**WRITTEN INSTRUCTION**: In the listing below, locate the lines that hold the string "Sayfa". Copy those lines.

[Items from a data source]
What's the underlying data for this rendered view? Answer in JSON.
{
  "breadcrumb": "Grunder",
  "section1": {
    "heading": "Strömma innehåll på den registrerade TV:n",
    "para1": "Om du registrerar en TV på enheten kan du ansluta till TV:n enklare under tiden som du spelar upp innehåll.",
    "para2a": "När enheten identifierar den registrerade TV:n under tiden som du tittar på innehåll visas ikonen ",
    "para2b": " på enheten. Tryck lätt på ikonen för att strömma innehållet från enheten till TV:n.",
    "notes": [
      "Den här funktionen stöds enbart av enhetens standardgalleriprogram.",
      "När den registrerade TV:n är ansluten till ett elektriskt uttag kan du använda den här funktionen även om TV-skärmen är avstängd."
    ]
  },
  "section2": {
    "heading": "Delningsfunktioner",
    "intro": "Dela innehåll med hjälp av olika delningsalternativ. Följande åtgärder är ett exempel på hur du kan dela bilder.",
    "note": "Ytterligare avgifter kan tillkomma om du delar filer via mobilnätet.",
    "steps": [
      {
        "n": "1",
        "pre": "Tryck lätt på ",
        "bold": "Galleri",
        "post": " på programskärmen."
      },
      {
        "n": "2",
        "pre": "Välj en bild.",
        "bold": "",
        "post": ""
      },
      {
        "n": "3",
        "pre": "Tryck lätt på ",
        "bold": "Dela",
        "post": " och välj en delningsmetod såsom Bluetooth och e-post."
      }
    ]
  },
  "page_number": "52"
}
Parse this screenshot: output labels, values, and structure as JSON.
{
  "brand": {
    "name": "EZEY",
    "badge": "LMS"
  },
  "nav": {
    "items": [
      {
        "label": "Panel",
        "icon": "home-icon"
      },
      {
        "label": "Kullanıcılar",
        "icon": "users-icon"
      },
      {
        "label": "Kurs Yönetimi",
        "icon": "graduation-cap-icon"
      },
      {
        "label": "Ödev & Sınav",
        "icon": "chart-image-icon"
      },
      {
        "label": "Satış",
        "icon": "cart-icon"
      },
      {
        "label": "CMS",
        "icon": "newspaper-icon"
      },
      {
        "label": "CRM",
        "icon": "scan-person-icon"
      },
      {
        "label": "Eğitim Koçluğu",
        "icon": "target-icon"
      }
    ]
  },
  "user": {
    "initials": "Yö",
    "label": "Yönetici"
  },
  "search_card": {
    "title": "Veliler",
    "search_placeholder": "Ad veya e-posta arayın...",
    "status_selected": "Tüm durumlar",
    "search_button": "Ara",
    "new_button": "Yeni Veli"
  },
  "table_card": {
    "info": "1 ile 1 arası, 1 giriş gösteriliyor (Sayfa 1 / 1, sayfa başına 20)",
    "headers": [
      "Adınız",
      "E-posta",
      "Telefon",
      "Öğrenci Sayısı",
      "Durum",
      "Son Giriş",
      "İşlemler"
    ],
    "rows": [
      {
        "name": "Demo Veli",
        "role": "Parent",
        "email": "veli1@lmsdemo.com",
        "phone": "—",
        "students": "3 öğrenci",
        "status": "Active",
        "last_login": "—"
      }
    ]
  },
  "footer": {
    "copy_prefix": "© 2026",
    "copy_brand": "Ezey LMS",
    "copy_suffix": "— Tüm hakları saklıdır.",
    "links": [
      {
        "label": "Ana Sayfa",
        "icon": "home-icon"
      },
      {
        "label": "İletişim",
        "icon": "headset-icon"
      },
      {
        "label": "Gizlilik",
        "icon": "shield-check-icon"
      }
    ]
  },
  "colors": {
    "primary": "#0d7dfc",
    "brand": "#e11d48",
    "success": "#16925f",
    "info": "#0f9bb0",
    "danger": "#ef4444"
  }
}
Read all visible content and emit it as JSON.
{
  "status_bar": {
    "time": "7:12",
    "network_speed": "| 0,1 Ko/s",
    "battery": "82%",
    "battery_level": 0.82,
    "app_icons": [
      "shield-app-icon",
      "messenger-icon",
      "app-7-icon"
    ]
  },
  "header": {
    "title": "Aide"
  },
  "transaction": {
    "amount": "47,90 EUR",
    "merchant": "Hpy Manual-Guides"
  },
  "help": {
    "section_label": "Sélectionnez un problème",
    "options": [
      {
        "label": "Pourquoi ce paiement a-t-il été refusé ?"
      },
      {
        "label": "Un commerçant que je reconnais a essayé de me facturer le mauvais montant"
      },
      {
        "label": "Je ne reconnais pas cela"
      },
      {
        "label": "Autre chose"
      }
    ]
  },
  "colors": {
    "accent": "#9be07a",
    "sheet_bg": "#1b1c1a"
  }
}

**ANSWER BELOW**:
    "info": "1 ile 1 arası, 1 giriş gösteriliyor (Sayfa 1 / 1, sayfa başına 20)",
        "label": "Ana Sayfa",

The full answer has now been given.